─── The input ───

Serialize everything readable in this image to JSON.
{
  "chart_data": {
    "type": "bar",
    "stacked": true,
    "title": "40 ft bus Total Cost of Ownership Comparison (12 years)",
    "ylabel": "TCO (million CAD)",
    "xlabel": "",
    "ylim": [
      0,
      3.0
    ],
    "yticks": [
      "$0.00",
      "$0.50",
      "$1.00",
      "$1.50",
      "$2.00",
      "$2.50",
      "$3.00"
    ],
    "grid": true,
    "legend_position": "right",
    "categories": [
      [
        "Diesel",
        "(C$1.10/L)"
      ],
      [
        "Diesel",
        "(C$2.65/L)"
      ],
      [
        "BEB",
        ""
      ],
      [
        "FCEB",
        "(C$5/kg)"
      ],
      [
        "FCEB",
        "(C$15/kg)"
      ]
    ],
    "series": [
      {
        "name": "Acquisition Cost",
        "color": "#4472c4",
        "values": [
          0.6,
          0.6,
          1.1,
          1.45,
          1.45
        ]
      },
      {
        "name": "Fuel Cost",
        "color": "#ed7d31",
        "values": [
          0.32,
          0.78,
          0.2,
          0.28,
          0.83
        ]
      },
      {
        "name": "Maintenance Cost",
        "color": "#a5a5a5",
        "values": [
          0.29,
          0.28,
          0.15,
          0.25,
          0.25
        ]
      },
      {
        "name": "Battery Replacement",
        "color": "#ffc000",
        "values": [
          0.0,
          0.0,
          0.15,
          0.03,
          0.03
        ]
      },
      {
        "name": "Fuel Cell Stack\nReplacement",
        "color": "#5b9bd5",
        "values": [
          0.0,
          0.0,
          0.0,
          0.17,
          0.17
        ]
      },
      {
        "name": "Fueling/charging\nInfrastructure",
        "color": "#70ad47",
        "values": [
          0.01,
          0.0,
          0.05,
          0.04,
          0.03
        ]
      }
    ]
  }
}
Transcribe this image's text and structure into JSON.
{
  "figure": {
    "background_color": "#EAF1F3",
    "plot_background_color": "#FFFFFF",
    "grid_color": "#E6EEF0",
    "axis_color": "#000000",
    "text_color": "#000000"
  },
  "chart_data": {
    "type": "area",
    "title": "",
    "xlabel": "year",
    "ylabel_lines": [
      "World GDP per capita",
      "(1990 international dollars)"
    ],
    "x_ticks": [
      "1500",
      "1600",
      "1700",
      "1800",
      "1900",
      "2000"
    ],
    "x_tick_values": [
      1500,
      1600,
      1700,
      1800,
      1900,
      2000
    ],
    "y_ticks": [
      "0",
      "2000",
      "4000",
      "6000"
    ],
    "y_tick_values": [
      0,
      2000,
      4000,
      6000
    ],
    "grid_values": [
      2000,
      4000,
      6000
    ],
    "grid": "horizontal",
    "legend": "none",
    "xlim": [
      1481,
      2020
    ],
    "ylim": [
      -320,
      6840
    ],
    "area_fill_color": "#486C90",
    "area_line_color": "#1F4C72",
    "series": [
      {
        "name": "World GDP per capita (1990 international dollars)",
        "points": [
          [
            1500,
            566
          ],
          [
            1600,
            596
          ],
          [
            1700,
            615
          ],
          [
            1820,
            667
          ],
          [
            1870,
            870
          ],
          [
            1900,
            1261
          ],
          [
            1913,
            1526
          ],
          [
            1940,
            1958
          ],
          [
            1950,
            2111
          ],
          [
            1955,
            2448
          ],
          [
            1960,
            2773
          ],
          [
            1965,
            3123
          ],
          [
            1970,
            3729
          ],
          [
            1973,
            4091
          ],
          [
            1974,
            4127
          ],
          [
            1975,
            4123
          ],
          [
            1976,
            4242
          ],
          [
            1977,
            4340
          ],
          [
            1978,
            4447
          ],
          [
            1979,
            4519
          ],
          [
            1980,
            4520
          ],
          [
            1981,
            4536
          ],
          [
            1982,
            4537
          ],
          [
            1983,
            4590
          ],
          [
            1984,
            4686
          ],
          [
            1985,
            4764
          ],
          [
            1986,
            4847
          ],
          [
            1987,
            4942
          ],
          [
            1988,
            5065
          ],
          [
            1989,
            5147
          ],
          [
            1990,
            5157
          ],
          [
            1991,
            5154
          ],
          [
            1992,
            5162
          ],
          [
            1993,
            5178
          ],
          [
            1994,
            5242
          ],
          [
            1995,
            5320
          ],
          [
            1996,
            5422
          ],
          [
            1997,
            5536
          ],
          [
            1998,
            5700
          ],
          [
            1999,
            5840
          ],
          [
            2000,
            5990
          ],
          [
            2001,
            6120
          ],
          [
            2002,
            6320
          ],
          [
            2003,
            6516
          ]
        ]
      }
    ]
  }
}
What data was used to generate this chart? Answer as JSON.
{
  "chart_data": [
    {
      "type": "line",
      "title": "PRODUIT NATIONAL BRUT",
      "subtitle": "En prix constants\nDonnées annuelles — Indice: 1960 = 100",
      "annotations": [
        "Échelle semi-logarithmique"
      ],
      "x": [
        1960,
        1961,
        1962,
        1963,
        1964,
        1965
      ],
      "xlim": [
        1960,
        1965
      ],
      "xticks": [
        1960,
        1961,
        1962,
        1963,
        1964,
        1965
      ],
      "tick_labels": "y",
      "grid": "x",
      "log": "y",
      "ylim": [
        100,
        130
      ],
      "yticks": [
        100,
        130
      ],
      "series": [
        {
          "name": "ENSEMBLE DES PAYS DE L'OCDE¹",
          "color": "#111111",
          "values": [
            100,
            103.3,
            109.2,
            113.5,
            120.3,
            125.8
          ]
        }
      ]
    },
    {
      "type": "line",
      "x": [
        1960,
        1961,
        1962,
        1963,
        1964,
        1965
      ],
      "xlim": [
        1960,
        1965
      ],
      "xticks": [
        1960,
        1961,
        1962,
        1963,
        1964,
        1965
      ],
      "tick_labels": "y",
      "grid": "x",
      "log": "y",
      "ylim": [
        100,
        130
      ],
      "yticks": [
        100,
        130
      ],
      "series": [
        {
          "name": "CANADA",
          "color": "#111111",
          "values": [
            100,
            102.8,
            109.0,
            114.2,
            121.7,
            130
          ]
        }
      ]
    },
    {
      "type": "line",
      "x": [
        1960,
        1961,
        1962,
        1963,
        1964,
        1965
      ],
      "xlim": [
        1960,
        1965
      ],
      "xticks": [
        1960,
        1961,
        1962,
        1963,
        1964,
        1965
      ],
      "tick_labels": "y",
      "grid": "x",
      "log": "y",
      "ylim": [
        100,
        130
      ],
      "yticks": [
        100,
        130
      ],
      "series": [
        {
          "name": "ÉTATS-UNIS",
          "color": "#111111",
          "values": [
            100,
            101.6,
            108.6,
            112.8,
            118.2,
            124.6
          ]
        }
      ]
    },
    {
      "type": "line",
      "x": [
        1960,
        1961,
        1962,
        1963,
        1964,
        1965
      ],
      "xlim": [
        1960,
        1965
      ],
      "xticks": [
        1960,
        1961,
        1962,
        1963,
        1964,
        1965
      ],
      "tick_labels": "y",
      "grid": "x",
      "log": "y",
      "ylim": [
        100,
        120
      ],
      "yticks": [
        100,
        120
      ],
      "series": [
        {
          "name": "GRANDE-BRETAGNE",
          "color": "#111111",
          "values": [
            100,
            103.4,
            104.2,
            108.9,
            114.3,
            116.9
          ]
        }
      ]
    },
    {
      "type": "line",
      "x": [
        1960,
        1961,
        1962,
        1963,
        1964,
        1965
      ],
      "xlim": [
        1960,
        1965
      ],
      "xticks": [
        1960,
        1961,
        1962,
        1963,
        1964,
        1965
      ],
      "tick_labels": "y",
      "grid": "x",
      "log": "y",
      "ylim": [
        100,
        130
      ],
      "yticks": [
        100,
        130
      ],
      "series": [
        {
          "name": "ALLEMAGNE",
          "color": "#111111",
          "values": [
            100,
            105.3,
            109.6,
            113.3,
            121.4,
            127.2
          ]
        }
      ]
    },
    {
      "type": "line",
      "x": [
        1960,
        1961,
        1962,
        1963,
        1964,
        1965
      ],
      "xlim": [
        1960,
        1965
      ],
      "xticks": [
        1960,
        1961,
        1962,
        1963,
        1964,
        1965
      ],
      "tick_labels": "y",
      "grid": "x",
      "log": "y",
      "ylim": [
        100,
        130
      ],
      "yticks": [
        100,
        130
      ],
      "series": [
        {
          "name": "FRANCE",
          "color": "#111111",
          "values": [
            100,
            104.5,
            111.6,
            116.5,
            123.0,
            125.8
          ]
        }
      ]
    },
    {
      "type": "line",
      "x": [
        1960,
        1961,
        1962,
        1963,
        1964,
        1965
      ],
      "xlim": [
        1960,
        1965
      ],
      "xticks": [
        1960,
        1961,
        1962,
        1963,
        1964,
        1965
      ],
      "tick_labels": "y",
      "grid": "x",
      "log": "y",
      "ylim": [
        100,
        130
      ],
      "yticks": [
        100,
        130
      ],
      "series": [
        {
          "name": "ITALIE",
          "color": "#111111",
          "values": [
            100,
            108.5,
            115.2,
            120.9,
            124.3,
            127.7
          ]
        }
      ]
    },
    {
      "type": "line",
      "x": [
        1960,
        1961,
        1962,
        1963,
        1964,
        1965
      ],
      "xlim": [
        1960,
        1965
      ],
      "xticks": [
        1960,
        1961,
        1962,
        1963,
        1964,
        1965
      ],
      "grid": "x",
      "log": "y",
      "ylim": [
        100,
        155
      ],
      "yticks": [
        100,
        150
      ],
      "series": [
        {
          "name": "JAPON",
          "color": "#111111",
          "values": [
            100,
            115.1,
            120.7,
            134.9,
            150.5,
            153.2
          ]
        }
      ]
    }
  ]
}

───

#### Description of the task
Give the count of lines in the listing that hold the word "capita", with no other text.

#### The output
2